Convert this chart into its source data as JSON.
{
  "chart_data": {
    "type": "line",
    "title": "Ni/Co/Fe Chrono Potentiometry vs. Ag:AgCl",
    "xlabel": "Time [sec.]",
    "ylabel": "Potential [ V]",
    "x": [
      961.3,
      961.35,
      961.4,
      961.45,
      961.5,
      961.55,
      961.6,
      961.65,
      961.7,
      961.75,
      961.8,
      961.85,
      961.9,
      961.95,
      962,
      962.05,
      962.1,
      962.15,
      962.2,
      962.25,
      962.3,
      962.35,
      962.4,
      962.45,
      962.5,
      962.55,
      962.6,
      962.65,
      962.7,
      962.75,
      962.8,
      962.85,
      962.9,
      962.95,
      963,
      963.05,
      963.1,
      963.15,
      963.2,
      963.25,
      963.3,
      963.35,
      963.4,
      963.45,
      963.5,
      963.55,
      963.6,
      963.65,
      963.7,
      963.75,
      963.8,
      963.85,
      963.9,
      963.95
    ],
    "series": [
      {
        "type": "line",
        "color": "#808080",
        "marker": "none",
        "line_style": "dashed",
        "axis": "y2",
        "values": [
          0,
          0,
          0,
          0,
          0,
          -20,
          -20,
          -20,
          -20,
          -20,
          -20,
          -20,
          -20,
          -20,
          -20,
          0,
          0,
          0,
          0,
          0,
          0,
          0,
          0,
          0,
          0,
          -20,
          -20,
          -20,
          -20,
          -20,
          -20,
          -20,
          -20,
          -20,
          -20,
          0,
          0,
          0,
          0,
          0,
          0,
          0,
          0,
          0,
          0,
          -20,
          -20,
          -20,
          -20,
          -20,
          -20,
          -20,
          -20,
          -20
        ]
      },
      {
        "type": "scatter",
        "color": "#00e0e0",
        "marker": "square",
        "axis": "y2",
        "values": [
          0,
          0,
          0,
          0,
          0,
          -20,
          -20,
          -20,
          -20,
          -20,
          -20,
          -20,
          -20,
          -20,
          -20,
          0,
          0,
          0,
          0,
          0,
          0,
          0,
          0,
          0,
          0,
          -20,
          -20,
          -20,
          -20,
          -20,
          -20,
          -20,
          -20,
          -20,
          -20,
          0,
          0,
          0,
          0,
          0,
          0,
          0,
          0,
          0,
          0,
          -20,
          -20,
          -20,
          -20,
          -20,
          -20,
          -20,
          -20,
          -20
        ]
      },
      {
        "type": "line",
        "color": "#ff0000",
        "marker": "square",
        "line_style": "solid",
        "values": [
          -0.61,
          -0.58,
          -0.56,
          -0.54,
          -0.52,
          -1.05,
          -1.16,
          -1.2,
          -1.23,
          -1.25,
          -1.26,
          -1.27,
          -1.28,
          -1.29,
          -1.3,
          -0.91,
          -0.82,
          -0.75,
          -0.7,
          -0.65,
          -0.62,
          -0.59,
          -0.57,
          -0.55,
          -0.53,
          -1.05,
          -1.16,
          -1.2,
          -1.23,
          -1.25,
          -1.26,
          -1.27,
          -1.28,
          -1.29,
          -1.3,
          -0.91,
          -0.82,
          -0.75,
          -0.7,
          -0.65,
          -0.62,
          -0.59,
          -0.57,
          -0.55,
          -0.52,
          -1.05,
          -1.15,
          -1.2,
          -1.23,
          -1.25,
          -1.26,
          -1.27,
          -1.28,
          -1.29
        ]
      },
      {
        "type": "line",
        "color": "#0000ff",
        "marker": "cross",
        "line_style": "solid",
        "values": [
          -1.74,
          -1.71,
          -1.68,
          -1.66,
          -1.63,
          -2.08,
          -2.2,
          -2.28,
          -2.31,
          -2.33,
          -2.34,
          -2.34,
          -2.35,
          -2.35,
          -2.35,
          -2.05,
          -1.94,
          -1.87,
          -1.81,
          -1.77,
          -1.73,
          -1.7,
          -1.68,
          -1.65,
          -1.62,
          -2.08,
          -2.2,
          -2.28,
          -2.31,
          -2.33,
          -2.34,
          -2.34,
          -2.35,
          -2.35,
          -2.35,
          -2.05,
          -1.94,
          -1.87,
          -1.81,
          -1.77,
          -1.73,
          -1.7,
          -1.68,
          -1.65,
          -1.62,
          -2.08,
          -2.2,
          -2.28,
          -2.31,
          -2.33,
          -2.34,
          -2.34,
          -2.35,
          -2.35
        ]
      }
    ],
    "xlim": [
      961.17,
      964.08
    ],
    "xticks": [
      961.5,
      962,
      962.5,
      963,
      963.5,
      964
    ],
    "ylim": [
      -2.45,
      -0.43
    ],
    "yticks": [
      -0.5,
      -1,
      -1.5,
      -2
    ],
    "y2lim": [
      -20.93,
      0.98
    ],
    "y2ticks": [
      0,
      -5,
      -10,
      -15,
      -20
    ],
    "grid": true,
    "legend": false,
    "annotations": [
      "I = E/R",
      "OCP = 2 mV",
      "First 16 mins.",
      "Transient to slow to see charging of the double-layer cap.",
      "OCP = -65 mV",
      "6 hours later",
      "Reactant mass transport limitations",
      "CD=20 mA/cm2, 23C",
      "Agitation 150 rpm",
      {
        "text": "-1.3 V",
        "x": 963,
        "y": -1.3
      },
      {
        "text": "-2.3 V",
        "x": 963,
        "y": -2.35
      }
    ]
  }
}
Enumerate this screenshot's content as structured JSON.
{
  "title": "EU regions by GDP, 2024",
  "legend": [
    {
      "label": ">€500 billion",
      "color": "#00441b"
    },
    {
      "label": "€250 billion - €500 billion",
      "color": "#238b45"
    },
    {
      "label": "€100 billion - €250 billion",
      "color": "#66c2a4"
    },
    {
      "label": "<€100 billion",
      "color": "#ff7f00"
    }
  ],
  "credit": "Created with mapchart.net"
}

....

WRITTEN TASK: All of the entries above must be quoted exactly.

EXERCISE SOLUTION:
Convert this chart into its source data as JSON.
{
  "chart_data": {
    "type": "line",
    "title": "Ni/Co/Fe Chrono Potentiometry vs. Ag:AgCl",
    "xlabel": "Time [sec.]",
    "ylabel": "Potential [ V]",
    "x": [
      961.3,
      961.35,
      961.4,
      961.45,
      961.5,
      961.55,
      961.6,
      961.65,
      961.7,
      961.75,
      961.8,
      961.85,
      961.9,
      961.95,
      962,
      962.05,
      962.1,
      962.15,
      962.2,
      962.25,
      962.3,
      962.35,
      962.4,
      962.45,
      962.5,
      962.55,
      962.6,
      962.65,
      962.7,
      962.75,
      962.8,
      962.85,
      962.9,
      962.95,
      963,
      963.05,
      963.1,
      963.15,
      963.2,
      963.25,
      963.3,
      963.35,
      963.4,
      963.45,
      963.5,
      963.55,
      963.6,
      963.65,
      963.7,
      963.75,
      963.8,
      963.85,
      963.9,
      963.95
    ],
    "series": [
      {
        "type": "line",
        "color": "#808080",
        "marker": "none",
        "line_style": "dashed",
        "axis": "y2",
        "values": [
          0,
          0,
          0,
          0,
          0,
          -20,
          -20,
          -20,
          -20,
          -20,
          -20,
          -20,
          -20,
          -20,
          -20,
          0,
          0,
          0,
          0,
          0,
          0,
          0,
          0,
          0,
          0,
          -20,
          -20,
          -20,
          -20,
          -20,
          -20,
          -20,
          -20,
          -20,
          -20,
          0,
          0,
          0,
          0,
          0,
          0,
          0,
          0,
          0,
          0,
          -20,
          -20,
          -20,
          -20,
          -20,
          -20,
          -20,
          -20,
          -20
        ]
      },
      {
        "type": "scatter",
        "color": "#00e0e0",
        "marker": "square",
        "axis": "y2",
        "values": [
          0,
          0,
          0,
          0,
          0,
          -20,
          -20,
          -20,
          -20,
          -20,
          -20,
          -20,
          -20,
          -20,
          -20,
          0,
          0,
          0,
          0,
          0,
          0,
          0,
          0,
          0,
          0,
          -20,
          -20,
          -20,
          -20,
          -20,
          -20,
          -20,
          -20,
          -20,
          -20,
          0,
          0,
          0,
          0,
          0,
          0,
          0,
          0,
          0,
          0,
          -20,
          -20,
          -20,
          -20,
          -20,
          -20,
          -20,
          -20,
          -20
        ]
      },
      {
        "type": "line",
        "color": "#ff0000",
        "marker": "square",
        "line_style": "solid",
        "values": [
          -0.61,
          -0.58,
          -0.56,
          -0.54,
          -0.52,
          -1.05,
          -1.16,
          -1.2,
          -1.23,
          -1.25,
          -1.26,
          -1.27,
          -1.28,
          -1.29,
          -1.3,
          -0.91,
          -0.82,
          -0.75,
          -0.7,
          -0.65,
          -0.62,
          -0.59,
          -0.57,
          -0.55,
          -0.53,
          -1.05,
          -1.16,
          -1.2,
          -1.23,
          -1.25,
          -1.26,
          -1.27,
          -1.28,
          -1.29,
          -1.3,
          -0.91,
          -0.82,
          -0.75,
          -0.7,
          -0.65,
          -0.62,
          -0.59,
          -0.57,
          -0.55,
          -0.52,
          -1.05,
          -1.15,
          -1.2,
          -1.23,
          -1.25,
          -1.26,
          -1.27,
          -1.28,
          -1.29
        ]
      },
      {
        "type": "line",
        "color": "#0000ff",
        "marker": "cross",
        "line_style": "solid",
        "values": [
          -1.74,
          -1.71,
          -1.68,
          -1.66,
          -1.63,
          -2.08,
          -2.2,
          -2.28,
          -2.31,
          -2.33,
          -2.34,
          -2.34,
          -2.35,
          -2.35,
          -2.35,
          -2.05,
          -1.94,
          -1.87,
          -1.81,
          -1.77,
          -1.73,
          -1.7,
          -1.68,
          -1.65,
          -1.62,
          -2.08,
          -2.2,
          -2.28,
          -2.31,
          -2.33,
          -2.34,
          -2.34,
          -2.35,
          -2.35,
          -2.35,
          -2.05,
          -1.94,
          -1.87,
          -1.81,
          -1.77,
          -1.73,
          -1.7,
          -1.68,
          -1.65,
          -1.62,
          -2.08,
          -2.2,
          -2.28,
          -2.31,
          -2.33,
          -2.34,
          -2.34,
          -2.35,
          -2.35
        ]
      }
    ],
    "xlim": [
      961.17,
      964.08
    ],
    "xticks": [
      961.5,
      962,
      962.5,
      963,
      963.5,
      964
    ],
    "ylim": [
      -2.45,
      -0.43
    ],
    "yticks": [
      -0.5,
      -1,
      -1.5,
      -2
    ],
    "y2lim": [
      -20.93,
      0.98
    ],
    "y2ticks": [
      0,
      -5,
      -10,
      -15,
      -20
    ],
    "grid": true,
    "legend": false,
    "annotations": [
      "I = E/R",
      "OCP = 2 mV",
      "First 16 mins.",
      "Transient to slow to see charging of the double-layer cap.",
      "OCP = -65 mV",
      "6 hours later",
      "Reactant mass transport limitations",
      "CD=20 mA/cm2, 23C",
      "Agitation 150 rpm",
      {
        "text": "-1.3 V",
        "x": 963,
        "y": -1.3
      },
      {
        "text": "-2.3 V",
        "x": 963,
        "y": -2.35
      }
    ]
  }
}
Enumerate this screenshot's content as structured JSON.
{
  "title": "EU regions by GDP, 2024",
  "legend": [
    {
      "label": ">€500 billion",
      "color": "#00441b"
    },
    {
      "label": "€250 billion - €500 billion",
      "color": "#238b45"
    },
    {
      "label": "€100 billion - €250 billion",
      "color": "#66c2a4"
    },
    {
      "label": "<€100 billion",
      "color": "#ff7f00"
    }
  ],
  "credit": "Created with mapchart.net"
}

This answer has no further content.